■ **Request**:
Determine the number of lines in the listing below where the string "میمه" occurs; answer with the number alone.

**** Data for the task

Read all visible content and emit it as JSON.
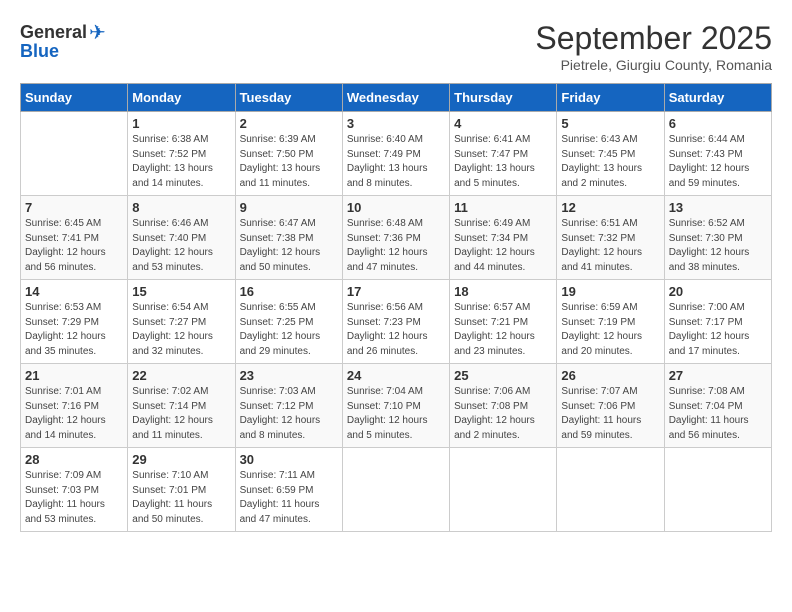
{
  "header": {
    "logo_general": "General",
    "logo_blue": "Blue",
    "month_title": "September 2025",
    "subtitle": "Pietrele, Giurgiu County, Romania"
  },
  "weekdays": [
    "Sunday",
    "Monday",
    "Tuesday",
    "Wednesday",
    "Thursday",
    "Friday",
    "Saturday"
  ],
  "weeks": [
    [
      {
        "day": "",
        "sunrise": "",
        "sunset": "",
        "daylight": ""
      },
      {
        "day": "1",
        "sunrise": "Sunrise: 6:38 AM",
        "sunset": "Sunset: 7:52 PM",
        "daylight": "Daylight: 13 hours and 14 minutes."
      },
      {
        "day": "2",
        "sunrise": "Sunrise: 6:39 AM",
        "sunset": "Sunset: 7:50 PM",
        "daylight": "Daylight: 13 hours and 11 minutes."
      },
      {
        "day": "3",
        "sunrise": "Sunrise: 6:40 AM",
        "sunset": "Sunset: 7:49 PM",
        "daylight": "Daylight: 13 hours and 8 minutes."
      },
      {
        "day": "4",
        "sunrise": "Sunrise: 6:41 AM",
        "sunset": "Sunset: 7:47 PM",
        "daylight": "Daylight: 13 hours and 5 minutes."
      },
      {
        "day": "5",
        "sunrise": "Sunrise: 6:43 AM",
        "sunset": "Sunset: 7:45 PM",
        "daylight": "Daylight: 13 hours and 2 minutes."
      },
      {
        "day": "6",
        "sunrise": "Sunrise: 6:44 AM",
        "sunset": "Sunset: 7:43 PM",
        "daylight": "Daylight: 12 hours and 59 minutes."
      }
    ],
    [
      {
        "day": "7",
        "sunrise": "Sunrise: 6:45 AM",
        "sunset": "Sunset: 7:41 PM",
        "daylight": "Daylight: 12 hours and 56 minutes."
      },
      {
        "day": "8",
        "sunrise": "Sunrise: 6:46 AM",
        "sunset": "Sunset: 7:40 PM",
        "daylight": "Daylight: 12 hours and 53 minutes."
      },
      {
        "day": "9",
        "sunrise": "Sunrise: 6:47 AM",
        "sunset": "Sunset: 7:38 PM",
        "daylight": "Daylight: 12 hours and 50 minutes."
      },
      {
        "day": "10",
        "sunrise": "Sunrise: 6:48 AM",
        "sunset": "Sunset: 7:36 PM",
        "daylight": "Daylight: 12 hours and 47 minutes."
      },
      {
        "day": "11",
        "sunrise": "Sunrise: 6:49 AM",
        "sunset": "Sunset: 7:34 PM",
        "daylight": "Daylight: 12 hours and 44 minutes."
      },
      {
        "day": "12",
        "sunrise": "Sunrise: 6:51 AM",
        "sunset": "Sunset: 7:32 PM",
        "daylight": "Daylight: 12 hours and 41 minutes."
      },
      {
        "day": "13",
        "sunrise": "Sunrise: 6:52 AM",
        "sunset": "Sunset: 7:30 PM",
        "daylight": "Daylight: 12 hours and 38 minutes."
      }
    ],
    [
      {
        "day": "14",
        "sunrise": "Sunrise: 6:53 AM",
        "sunset": "Sunset: 7:29 PM",
        "daylight": "Daylight: 12 hours and 35 minutes."
      },
      {
        "day": "15",
        "sunrise": "Sunrise: 6:54 AM",
        "sunset": "Sunset: 7:27 PM",
        "daylight": "Daylight: 12 hours and 32 minutes."
      },
      {
        "day": "16",
        "sunrise": "Sunrise: 6:55 AM",
        "sunset": "Sunset: 7:25 PM",
        "daylight": "Daylight: 12 hours and 29 minutes."
      },
      {
        "day": "17",
        "sunrise": "Sunrise: 6:56 AM",
        "sunset": "Sunset: 7:23 PM",
        "daylight": "Daylight: 12 hours and 26 minutes."
      },
      {
        "day": "18",
        "sunrise": "Sunrise: 6:57 AM",
        "sunset": "Sunset: 7:21 PM",
        "daylight": "Daylight: 12 hours and 23 minutes."
      },
      {
        "day": "19",
        "sunrise": "Sunrise: 6:59 AM",
        "sunset": "Sunset: 7:19 PM",
        "daylight": "Daylight: 12 hours and 20 minutes."
      },
      {
        "day": "20",
        "sunrise": "Sunrise: 7:00 AM",
        "sunset": "Sunset: 7:17 PM",
        "daylight": "Daylight: 12 hours and 17 minutes."
      }
    ],
    [
      {
        "day": "21",
        "sunrise": "Sunrise: 7:01 AM",
        "sunset": "Sunset: 7:16 PM",
        "daylight": "Daylight: 12 hours and 14 minutes."
      },
      {
        "day": "22",
        "sunrise": "Sunrise: 7:02 AM",
        "sunset": "Sunset: 7:14 PM",
        "daylight": "Daylight: 12 hours and 11 minutes."
      },
      {
        "day": "23",
        "sunrise": "Sunrise: 7:03 AM",
        "sunset": "Sunset: 7:12 PM",
        "daylight": "Daylight: 12 hours and 8 minutes."
      },
      {
        "day": "24",
        "sunrise": "Sunrise: 7:04 AM",
        "sunset": "Sunset: 7:10 PM",
        "daylight": "Daylight: 12 hours and 5 minutes."
      },
      {
        "day": "25",
        "sunrise": "Sunrise: 7:06 AM",
        "sunset": "Sunset: 7:08 PM",
        "daylight": "Daylight: 12 hours and 2 minutes."
      },
      {
        "day": "26",
        "sunrise": "Sunrise: 7:07 AM",
        "sunset": "Sunset: 7:06 PM",
        "daylight": "Daylight: 11 hours and 59 minutes."
      },
      {
        "day": "27",
        "sunrise": "Sunrise: 7:08 AM",
        "sunset": "Sunset: 7:04 PM",
        "daylight": "Daylight: 11 hours and 56 minutes."
      }
    ],
    [
      {
        "day": "28",
        "sunrise": "Sunrise: 7:09 AM",
        "sunset": "Sunset: 7:03 PM",
        "daylight": "Daylight: 11 hours and 53 minutes."
      },
      {
        "day": "29",
        "sunrise": "Sunrise: 7:10 AM",
        "sunset": "Sunset: 7:01 PM",
        "daylight": "Daylight: 11 hours and 50 minutes."
      },
      {
        "day": "30",
        "sunrise": "Sunrise: 7:11 AM",
        "sunset": "Sunset: 6:59 PM",
        "daylight": "Daylight: 11 hours and 47 minutes."
      },
      {
        "day": "",
        "sunrise": "",
        "sunset": "",
        "daylight": ""
      },
      {
        "day": "",
        "sunrise": "",
        "sunset": "",
        "daylight": ""
      },
      {
        "day": "",
        "sunrise": "",
        "sunset": "",
        "daylight": ""
      },
      {
        "day": "",
        "sunrise": "",
        "sunset": "",
        "daylight": ""
      }
    ]
  ]
}
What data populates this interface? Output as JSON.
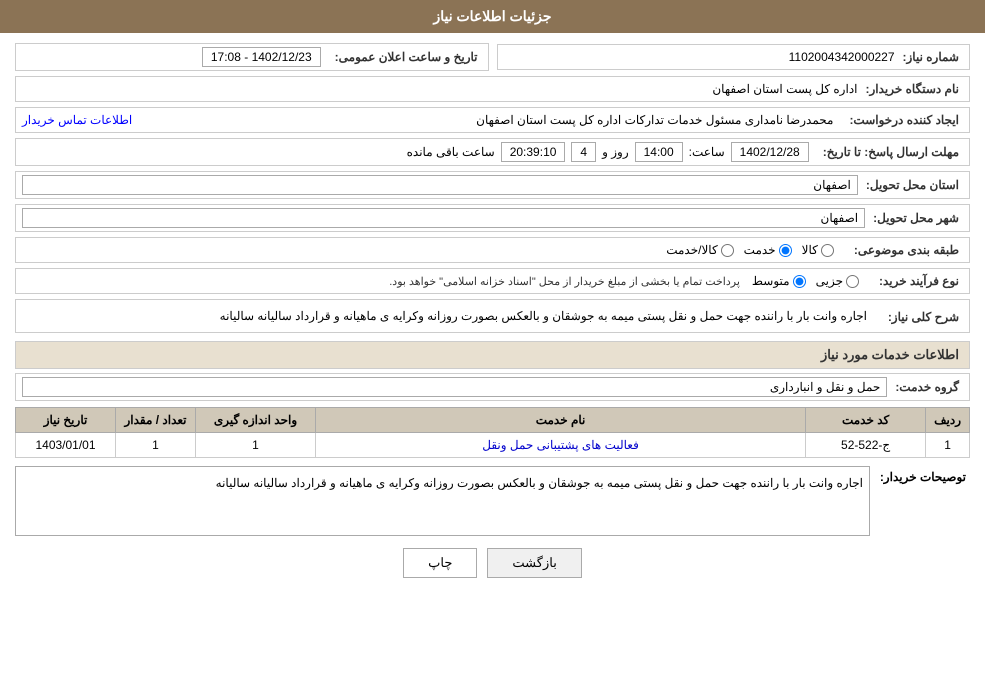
{
  "header": {
    "title": "جزئیات اطلاعات نیاز"
  },
  "fields": {
    "need_number_label": "شماره نیاز:",
    "need_number_value": "1102004342000227",
    "date_announce_label": "تاریخ و ساعت اعلان عمومی:",
    "date_announce_value": "1402/12/23 - 17:08",
    "buyer_org_label": "نام دستگاه خریدار:",
    "buyer_org_value": "اداره کل پست استان اصفهان",
    "creator_label": "ایجاد کننده درخواست:",
    "creator_value": "محمدرضا نامداری مسئول خدمات تدارکات اداره کل پست استان اصفهان",
    "creator_contact_link": "اطلاعات تماس خریدار",
    "deadline_label": "مهلت ارسال پاسخ: تا تاریخ:",
    "deadline_date": "1402/12/28",
    "deadline_time_label": "ساعت:",
    "deadline_time": "14:00",
    "deadline_days_label": "روز و",
    "deadline_days": "4",
    "deadline_remaining_label": "ساعت باقی مانده",
    "deadline_remaining": "20:39:10",
    "delivery_province_label": "استان محل تحویل:",
    "delivery_province_value": "اصفهان",
    "delivery_city_label": "شهر محل تحویل:",
    "delivery_city_value": "اصفهان",
    "category_label": "طبقه بندی موضوعی:",
    "category_options": [
      "کالا",
      "خدمت",
      "کالا/خدمت"
    ],
    "category_selected": "خدمت",
    "process_label": "نوع فرآیند خرید:",
    "process_options": [
      "جزیی",
      "متوسط"
    ],
    "process_selected": "متوسط",
    "process_note": "پرداخت تمام یا بخشی از مبلغ خریدار از محل \"اسناد خزانه اسلامی\" خواهد بود.",
    "general_desc_label": "شرح کلی نیاز:",
    "general_desc_value": "اجاره وانت بار با راننده جهت حمل و نقل پستی میمه به جوشقان و بالعکس بصورت روزانه وکرایه ی ماهیانه و قرارداد سالیانه سالیانه",
    "services_info_title": "اطلاعات خدمات مورد نیاز",
    "service_group_label": "گروه خدمت:",
    "service_group_value": "حمل و نقل و انبارداری",
    "table": {
      "columns": [
        "ردیف",
        "کد خدمت",
        "نام خدمت",
        "واحد اندازه گیری",
        "تعداد / مقدار",
        "تاریخ نیاز"
      ],
      "rows": [
        {
          "index": "1",
          "code": "ج-522-52",
          "name": "فعالیت های پشتیبانی حمل ونقل",
          "unit": "1",
          "qty": "1",
          "date": "1403/01/01"
        }
      ]
    },
    "buyer_desc_label": "توصیحات خریدار:",
    "buyer_desc_value": "اجاره وانت بار با راننده جهت حمل و نقل پستی میمه به جوشقان و بالعکس بصورت روزانه وکرایه ی ماهیانه و قرارداد سالیانه سالیانه"
  },
  "buttons": {
    "print_label": "چاپ",
    "back_label": "بازگشت"
  }
}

********

■ **Result of this task**:
2